• _Dataset records_
══════

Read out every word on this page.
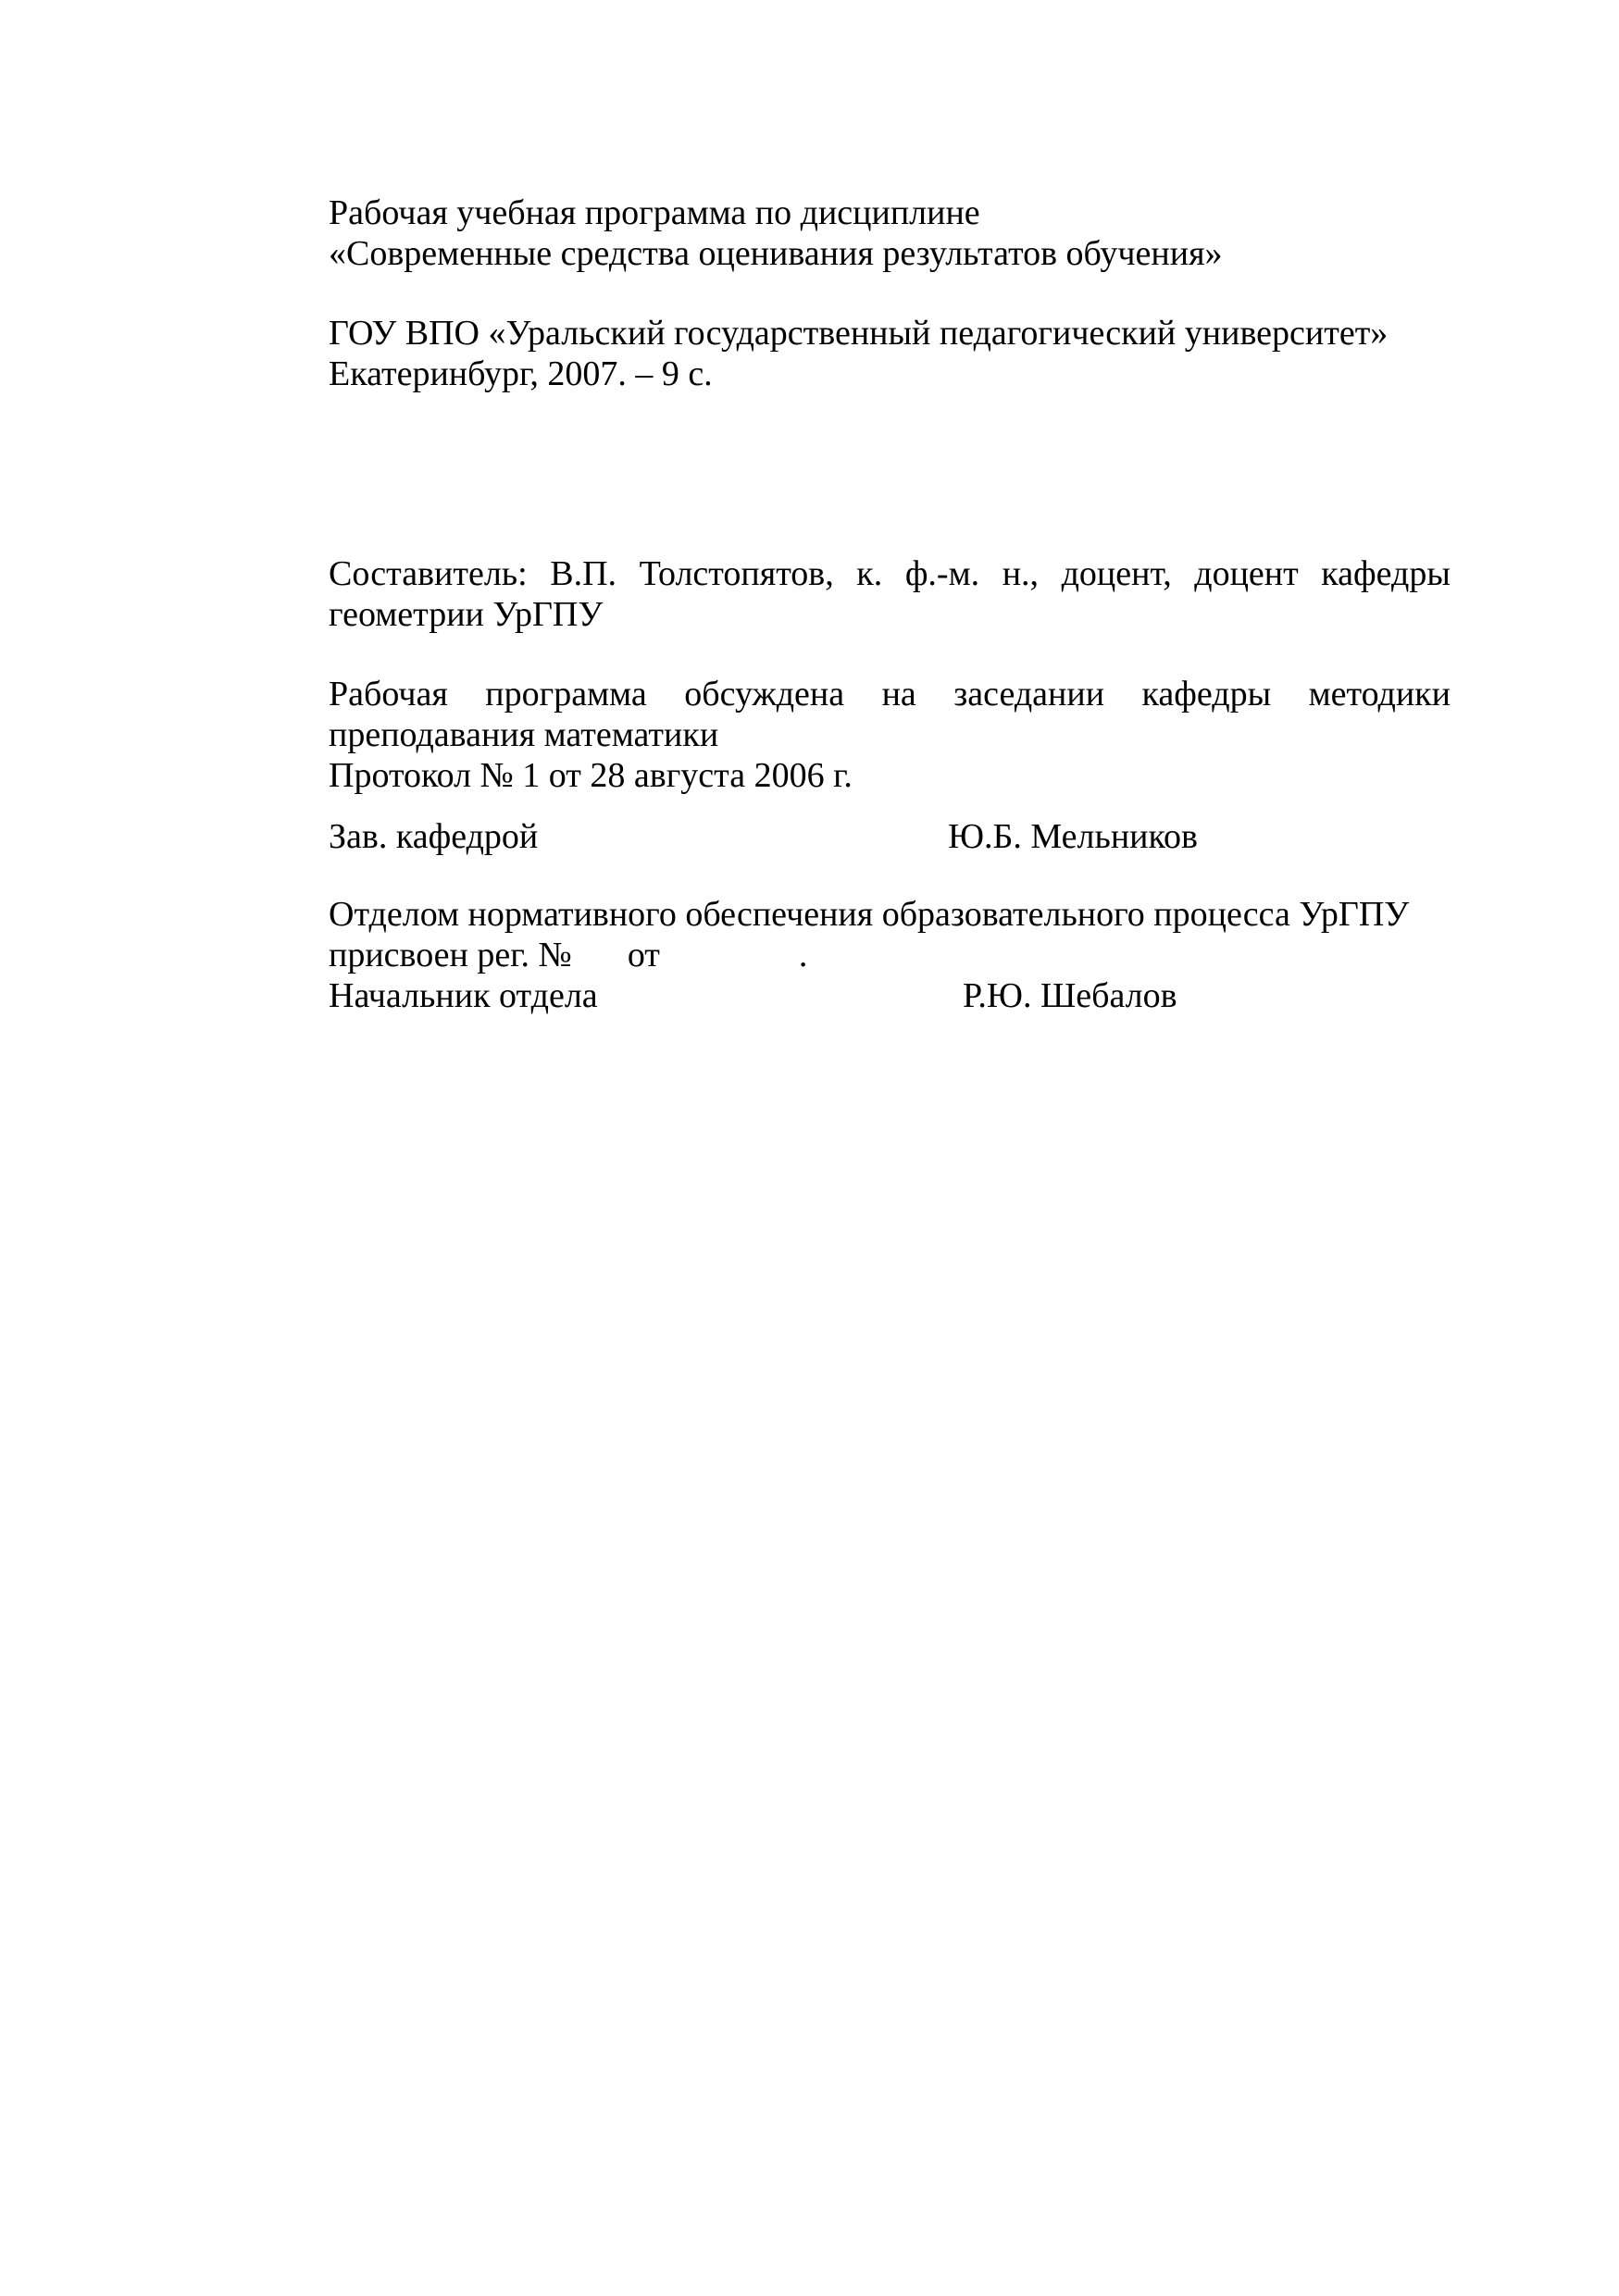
Рабочая учебная программа по дисциплине
«Современные средства оценивания результатов обучения»
ГОУ ВПО «Уральский государственный педагогический университет»
Екатеринбург, 2007. – 9 с.
Составитель: В.П. Толстопятов, к. ф.-м. н., доцент, доцент кафедры
геометрии УрГПУ
Рабочая программа обсуждена на заседании кафедры методики
преподавания математики
Протокол № 1 от 28 августа 2006 г.
Зав. кафедрой	Ю.Б. Мельников
Отделом нормативного обеспечения образовательного процесса УрГПУ
присвоен рег. № от	.
Начальник отдела	Р.Ю. Шебалов
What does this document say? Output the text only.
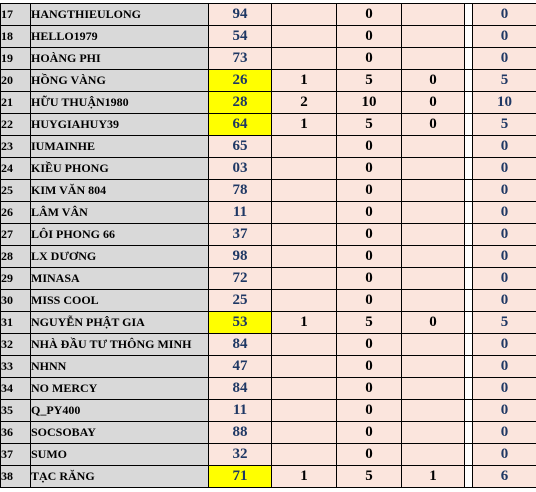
17	HANGTHIEULONG	94		0			0
18	HELLO1979	54		0			0
19	HOÀNG PHI	73		0			0
20	HỒNG VÀNG	26	1	5	0		5
21	HỮU THUẬN1980	28	2	10	0		10
22	HUYGIAHUY39	64	1	5	0		5
23	IUMAINHE	65		0			0
24	KIỀU PHONG	03		0			0
25	KIM VĂN 804	78		0			0
26	LÂM VÂN	11		0			0
27	LÔI PHONG 66	37		0			0
28	LX DƯƠNG	98		0			0
29	MINASA	72		0			0
30	MISS COOL	25		0			0
31	NGUYỄN PHẬT GIA	53	1	5	0		5
32	NHÀ ĐẦU TƯ THÔNG MINH	84		0			0
33	NHNN	47		0			0
34	NO MERCY	84		0			0
35	Q_PY400	11		0			0
36	SOCSOBAY	88		0			0
37	SUMO	32		0			0
38	TẠC RĂNG	71	1	5	1		6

══════

• _What to work on_
The records shown above are to be repeated exactly, with the pictures left out.

• _Task response_
Read out every word on this page.
Рабочая учебная программа по дисциплине
«Современные средства оценивания результатов обучения»
ГОУ ВПО «Уральский государственный педагогический университет»
Екатеринбург, 2007. – 9 с.
Составитель: В.П. Толстопятов, к. ф.-м. н., доцент, доцент кафедры
геометрии УрГПУ
Рабочая программа обсуждена на заседании кафедры методики
преподавания математики
Протокол № 1 от 28 августа 2006 г.
Зав. кафедрой	Ю.Б. Мельников
Отделом нормативного обеспечения образовательного процесса УрГПУ
присвоен рег. № от	.
Начальник отдела	Р.Ю. Шебалов
What does this document say? Output the text only.
17	HANGTHIEULONG	94		0			0
18	HELLO1979	54		0			0
19	HOÀNG PHI	73		0			0
20	HỒNG VÀNG	26	1	5	0		5
21	HỮU THUẬN1980	28	2	10	0		10
22	HUYGIAHUY39	64	1	5	0		5
23	IUMAINHE	65		0			0
24	KIỀU PHONG	03		0			0
25	KIM VĂN 804	78		0			0
26	LÂM VÂN	11		0			0
27	LÔI PHONG 66	37		0			0
28	LX DƯƠNG	98		0			0
29	MINASA	72		0			0
30	MISS COOL	25		0			0
31	NGUYỄN PHẬT GIA	53	1	5	0		5
32	NHÀ ĐẦU TƯ THÔNG MINH	84		0			0
33	NHNN	47		0			0
34	NO MERCY	84		0			0
35	Q_PY400	11		0			0
36	SOCSOBAY	88		0			0
37	SUMO	32		0			0
38	TẠC RĂNG	71	1	5	1		6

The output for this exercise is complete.